Written instruction: Take every line from the listing below that contains "accent".

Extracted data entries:
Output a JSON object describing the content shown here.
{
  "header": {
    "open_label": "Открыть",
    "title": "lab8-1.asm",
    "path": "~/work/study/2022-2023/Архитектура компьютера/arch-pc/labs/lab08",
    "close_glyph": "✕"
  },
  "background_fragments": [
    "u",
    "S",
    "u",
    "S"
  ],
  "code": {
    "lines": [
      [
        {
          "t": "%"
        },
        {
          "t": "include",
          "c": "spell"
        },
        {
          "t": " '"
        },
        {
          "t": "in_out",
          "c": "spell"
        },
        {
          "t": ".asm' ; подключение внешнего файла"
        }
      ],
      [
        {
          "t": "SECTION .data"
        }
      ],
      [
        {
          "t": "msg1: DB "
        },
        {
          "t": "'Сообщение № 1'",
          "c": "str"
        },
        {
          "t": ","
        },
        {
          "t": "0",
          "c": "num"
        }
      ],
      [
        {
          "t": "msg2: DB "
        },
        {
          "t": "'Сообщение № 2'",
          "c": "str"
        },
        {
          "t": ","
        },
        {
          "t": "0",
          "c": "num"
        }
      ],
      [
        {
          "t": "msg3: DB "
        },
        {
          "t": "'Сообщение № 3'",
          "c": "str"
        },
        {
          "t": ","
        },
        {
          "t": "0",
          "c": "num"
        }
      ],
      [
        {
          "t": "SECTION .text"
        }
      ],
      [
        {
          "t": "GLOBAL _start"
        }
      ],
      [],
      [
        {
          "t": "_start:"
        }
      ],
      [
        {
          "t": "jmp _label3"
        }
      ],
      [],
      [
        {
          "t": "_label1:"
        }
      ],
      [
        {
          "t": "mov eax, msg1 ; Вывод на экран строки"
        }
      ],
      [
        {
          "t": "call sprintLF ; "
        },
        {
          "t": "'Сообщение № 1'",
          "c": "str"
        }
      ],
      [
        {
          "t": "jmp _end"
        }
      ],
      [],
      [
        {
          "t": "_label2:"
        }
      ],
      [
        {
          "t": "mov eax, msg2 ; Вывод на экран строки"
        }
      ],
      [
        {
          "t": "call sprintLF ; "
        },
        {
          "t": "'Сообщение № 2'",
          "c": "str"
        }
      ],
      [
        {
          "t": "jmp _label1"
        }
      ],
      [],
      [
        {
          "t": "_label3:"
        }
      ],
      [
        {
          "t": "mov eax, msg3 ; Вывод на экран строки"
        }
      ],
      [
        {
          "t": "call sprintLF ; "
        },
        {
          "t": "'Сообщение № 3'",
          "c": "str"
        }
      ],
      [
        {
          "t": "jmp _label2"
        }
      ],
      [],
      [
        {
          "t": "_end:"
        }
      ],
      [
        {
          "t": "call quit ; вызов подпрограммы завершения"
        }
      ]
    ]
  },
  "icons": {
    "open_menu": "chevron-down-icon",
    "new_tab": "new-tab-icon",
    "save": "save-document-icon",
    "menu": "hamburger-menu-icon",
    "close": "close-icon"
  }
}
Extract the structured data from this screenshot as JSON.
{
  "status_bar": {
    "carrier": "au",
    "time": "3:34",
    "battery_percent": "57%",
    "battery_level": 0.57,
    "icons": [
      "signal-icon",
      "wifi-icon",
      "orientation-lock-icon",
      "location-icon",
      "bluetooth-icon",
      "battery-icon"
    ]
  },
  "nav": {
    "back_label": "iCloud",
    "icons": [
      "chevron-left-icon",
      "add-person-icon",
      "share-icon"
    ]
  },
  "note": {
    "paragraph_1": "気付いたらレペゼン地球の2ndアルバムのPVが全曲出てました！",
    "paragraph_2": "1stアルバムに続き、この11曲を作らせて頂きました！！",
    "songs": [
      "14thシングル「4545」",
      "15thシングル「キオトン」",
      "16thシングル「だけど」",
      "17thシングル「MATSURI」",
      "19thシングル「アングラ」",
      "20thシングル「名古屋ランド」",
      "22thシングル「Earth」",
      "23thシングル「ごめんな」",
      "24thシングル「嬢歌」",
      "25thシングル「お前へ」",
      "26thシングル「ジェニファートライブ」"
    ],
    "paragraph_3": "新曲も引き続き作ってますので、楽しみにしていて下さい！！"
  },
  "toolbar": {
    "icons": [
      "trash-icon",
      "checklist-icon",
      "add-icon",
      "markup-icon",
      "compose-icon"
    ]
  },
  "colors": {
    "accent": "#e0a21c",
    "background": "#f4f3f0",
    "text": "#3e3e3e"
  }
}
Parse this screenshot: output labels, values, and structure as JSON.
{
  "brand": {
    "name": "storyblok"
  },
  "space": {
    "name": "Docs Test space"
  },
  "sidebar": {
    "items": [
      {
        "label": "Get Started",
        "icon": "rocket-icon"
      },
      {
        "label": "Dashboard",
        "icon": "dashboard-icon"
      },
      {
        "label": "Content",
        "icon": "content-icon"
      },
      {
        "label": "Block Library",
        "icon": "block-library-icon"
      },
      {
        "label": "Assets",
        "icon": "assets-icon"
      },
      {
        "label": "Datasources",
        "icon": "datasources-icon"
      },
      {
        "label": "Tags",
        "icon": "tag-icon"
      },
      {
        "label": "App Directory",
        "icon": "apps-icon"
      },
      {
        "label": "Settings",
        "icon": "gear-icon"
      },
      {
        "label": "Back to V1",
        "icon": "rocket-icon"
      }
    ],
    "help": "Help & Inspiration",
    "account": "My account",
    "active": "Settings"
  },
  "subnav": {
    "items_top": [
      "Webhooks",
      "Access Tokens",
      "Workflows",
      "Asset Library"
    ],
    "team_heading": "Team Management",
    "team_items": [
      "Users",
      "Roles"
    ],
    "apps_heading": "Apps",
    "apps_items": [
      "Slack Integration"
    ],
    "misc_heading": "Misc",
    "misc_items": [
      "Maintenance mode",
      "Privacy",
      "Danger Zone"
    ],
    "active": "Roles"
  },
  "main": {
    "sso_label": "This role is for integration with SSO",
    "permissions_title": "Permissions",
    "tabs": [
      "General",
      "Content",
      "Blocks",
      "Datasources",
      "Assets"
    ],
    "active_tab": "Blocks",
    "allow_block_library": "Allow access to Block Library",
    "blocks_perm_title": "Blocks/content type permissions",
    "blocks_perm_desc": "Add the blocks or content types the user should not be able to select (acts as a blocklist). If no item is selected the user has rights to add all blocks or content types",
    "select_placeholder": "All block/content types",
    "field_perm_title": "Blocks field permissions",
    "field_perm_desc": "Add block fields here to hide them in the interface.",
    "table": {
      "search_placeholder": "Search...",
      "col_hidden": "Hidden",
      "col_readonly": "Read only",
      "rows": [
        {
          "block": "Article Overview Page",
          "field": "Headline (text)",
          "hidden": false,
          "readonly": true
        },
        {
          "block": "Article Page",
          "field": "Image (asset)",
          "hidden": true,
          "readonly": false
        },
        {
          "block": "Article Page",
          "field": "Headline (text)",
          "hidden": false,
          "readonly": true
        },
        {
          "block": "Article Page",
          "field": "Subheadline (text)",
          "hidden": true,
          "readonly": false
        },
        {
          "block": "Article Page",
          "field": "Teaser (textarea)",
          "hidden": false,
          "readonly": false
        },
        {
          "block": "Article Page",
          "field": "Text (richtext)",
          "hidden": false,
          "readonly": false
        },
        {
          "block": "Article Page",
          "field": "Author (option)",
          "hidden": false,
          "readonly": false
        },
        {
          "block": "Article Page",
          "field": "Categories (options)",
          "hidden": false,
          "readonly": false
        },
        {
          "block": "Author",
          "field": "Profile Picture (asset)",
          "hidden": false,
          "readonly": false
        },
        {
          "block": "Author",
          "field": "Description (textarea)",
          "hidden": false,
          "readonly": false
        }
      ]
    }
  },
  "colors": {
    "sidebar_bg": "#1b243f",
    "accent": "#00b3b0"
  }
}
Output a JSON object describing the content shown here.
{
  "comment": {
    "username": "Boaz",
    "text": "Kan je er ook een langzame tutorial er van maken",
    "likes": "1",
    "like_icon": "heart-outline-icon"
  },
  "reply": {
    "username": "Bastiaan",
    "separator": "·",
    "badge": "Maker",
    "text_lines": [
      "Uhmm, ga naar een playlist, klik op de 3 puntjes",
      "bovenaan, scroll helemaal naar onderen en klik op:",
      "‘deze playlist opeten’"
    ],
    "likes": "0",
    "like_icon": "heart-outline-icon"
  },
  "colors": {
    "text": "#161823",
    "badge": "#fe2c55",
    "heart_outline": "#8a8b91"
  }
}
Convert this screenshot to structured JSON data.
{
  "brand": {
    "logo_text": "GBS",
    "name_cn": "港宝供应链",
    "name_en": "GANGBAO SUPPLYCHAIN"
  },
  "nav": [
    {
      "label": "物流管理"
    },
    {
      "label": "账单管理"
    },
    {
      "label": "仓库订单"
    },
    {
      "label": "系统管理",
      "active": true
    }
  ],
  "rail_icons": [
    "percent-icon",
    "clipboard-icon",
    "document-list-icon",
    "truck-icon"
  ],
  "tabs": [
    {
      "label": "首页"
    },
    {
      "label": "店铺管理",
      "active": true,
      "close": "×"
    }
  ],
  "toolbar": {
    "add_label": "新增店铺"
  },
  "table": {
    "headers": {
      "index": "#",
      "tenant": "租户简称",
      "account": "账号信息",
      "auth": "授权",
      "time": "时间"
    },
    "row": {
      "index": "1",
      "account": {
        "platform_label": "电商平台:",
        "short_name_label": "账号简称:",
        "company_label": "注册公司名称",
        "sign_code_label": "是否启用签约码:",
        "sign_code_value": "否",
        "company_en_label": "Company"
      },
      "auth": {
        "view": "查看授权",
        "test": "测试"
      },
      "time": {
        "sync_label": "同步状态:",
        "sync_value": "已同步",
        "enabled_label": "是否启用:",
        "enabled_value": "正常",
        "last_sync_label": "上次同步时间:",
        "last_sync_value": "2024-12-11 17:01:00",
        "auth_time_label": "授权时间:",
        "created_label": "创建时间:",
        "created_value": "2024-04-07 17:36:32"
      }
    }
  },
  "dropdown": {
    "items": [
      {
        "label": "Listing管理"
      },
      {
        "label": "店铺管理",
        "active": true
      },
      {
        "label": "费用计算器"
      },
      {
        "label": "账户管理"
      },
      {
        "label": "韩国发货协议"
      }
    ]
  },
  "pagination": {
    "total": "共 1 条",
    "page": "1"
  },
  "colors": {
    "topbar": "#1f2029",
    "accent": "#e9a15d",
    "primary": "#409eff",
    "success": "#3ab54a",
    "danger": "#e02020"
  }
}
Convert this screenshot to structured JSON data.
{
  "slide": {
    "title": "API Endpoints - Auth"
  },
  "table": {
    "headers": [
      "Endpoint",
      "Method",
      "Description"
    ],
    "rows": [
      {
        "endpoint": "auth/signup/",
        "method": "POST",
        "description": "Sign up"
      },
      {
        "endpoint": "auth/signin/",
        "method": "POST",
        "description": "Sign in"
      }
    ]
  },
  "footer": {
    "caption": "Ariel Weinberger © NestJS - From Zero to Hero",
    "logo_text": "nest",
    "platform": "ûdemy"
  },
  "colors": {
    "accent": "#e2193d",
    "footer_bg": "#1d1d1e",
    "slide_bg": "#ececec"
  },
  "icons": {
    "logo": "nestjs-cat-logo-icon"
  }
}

Solution to this exercise:
    "accent": "#e0a21c",
    "accent": "#00b3b0"
    "accent": "#e9a15d",
    "accent": "#e2193d",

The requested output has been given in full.